Dataset entries:
+++++

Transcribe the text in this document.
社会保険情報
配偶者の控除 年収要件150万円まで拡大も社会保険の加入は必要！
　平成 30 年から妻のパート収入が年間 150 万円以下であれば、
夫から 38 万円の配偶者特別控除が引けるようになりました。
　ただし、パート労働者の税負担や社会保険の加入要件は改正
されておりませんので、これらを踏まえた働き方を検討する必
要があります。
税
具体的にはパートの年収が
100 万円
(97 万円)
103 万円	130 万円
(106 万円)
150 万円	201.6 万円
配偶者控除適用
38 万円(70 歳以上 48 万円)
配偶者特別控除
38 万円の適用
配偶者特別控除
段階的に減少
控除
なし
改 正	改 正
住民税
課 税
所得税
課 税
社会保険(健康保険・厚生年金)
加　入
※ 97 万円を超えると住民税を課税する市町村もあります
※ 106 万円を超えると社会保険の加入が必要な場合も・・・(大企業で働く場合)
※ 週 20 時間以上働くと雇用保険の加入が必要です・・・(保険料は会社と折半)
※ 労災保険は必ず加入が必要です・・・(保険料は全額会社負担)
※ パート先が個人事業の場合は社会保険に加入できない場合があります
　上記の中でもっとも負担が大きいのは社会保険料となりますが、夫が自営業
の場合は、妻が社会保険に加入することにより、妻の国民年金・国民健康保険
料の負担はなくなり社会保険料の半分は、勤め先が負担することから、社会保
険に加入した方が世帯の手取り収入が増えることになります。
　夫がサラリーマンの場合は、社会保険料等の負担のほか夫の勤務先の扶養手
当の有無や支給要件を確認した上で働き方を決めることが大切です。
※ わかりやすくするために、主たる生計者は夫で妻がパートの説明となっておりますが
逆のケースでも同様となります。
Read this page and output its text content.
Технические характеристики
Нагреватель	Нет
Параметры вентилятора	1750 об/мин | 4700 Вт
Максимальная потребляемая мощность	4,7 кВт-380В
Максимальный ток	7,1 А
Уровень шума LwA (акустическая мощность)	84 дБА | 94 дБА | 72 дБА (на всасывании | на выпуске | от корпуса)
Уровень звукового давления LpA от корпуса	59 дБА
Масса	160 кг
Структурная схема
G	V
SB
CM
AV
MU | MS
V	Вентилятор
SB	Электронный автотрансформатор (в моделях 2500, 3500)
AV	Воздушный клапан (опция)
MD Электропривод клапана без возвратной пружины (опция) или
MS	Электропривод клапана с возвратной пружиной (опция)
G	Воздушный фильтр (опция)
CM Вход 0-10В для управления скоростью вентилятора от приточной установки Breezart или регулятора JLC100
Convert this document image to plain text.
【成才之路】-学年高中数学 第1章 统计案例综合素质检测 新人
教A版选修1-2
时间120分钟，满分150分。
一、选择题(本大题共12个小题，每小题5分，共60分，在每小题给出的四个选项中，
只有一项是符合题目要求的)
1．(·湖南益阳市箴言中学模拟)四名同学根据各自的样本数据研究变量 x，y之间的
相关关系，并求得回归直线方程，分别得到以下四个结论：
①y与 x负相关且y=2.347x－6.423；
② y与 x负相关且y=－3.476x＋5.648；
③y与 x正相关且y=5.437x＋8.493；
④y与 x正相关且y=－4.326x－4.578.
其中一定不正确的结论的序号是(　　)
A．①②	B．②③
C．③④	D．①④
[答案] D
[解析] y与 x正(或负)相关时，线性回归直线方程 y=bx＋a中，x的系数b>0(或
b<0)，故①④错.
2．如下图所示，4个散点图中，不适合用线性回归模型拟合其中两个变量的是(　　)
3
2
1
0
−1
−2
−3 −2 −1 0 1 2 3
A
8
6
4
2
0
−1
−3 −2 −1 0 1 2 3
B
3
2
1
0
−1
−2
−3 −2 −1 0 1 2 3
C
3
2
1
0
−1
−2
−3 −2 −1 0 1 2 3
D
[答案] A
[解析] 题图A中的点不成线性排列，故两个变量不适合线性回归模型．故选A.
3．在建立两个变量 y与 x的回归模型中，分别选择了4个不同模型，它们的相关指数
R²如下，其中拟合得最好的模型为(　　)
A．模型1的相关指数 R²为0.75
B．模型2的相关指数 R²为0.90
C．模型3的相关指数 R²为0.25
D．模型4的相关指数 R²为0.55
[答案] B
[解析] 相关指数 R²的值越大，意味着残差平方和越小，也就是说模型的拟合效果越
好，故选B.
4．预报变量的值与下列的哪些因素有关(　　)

+++++

Stated task: Scan the listing above and copy all lines containing the word "клапана".

Finished task:
MD Электропривод клапана без возвратной пружины (опция) или
MS	Электропривод клапана с возвратной пружиной (опция)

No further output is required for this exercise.